===== AVAILABLE RECORDS
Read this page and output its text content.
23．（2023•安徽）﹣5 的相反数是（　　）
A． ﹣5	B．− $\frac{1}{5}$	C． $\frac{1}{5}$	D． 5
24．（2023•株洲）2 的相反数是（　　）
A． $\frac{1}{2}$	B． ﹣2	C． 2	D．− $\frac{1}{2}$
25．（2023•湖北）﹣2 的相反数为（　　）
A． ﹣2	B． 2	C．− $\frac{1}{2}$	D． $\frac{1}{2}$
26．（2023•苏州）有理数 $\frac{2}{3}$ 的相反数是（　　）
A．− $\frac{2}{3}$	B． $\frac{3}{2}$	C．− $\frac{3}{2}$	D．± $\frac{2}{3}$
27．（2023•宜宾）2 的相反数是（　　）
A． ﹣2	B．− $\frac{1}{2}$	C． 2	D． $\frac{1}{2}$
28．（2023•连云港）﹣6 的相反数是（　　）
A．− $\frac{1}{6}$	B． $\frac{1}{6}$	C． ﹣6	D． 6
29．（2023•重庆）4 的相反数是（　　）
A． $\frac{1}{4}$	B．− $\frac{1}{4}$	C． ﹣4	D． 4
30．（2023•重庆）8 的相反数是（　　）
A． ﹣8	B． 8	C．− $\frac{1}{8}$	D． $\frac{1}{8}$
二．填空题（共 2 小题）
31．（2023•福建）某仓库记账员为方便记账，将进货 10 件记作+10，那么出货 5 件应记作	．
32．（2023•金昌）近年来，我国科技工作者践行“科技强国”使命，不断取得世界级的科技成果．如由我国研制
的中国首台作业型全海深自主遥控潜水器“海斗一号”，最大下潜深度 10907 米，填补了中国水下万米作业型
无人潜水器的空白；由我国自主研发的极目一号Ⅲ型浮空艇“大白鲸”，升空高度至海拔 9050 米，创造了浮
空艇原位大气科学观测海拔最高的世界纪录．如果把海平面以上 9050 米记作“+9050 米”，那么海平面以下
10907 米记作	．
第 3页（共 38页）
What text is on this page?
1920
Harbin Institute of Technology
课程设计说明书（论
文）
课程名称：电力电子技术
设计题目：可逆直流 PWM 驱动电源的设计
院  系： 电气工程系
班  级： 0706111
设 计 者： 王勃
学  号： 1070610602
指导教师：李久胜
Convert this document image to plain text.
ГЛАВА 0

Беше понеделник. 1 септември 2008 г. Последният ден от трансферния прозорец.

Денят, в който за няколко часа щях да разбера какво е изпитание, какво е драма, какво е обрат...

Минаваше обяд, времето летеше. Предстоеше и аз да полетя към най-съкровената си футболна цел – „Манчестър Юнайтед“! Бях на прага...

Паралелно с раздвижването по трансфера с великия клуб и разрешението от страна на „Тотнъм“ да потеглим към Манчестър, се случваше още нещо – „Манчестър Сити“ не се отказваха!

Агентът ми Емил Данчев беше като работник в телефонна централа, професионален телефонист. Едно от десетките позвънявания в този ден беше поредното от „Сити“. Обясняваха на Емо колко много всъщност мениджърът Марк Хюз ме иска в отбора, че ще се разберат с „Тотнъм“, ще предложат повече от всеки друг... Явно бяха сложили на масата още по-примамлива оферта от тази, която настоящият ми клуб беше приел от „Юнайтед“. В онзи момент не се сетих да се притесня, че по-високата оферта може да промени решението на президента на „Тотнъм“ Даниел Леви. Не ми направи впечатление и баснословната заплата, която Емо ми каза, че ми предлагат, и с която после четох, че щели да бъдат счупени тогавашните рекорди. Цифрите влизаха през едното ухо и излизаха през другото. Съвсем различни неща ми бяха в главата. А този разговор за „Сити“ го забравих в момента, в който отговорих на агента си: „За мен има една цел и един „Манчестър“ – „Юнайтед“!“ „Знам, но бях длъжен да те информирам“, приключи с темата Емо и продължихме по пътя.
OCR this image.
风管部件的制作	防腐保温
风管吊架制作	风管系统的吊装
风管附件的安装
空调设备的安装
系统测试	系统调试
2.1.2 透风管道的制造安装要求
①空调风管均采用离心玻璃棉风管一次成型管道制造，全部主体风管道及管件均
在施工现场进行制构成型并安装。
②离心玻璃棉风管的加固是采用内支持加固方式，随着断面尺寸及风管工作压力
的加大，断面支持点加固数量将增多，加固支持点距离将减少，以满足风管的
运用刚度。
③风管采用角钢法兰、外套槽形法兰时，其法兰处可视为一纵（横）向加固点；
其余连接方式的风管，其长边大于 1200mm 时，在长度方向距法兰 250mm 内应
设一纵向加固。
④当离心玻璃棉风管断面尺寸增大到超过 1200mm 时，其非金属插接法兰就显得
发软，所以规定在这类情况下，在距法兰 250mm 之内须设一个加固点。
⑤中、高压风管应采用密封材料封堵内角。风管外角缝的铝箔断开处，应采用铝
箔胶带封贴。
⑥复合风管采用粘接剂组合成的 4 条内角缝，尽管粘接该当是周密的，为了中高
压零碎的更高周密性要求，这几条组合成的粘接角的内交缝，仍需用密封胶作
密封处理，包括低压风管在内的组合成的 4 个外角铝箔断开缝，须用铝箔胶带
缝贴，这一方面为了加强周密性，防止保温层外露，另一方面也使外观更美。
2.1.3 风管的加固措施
==========
### EXERCISE AIM
Copy each line of the entries that includes the word "text".

### CORRECT ANSWER
Read this page and output its text content.
What text is on this page?
Convert this document image to plain text.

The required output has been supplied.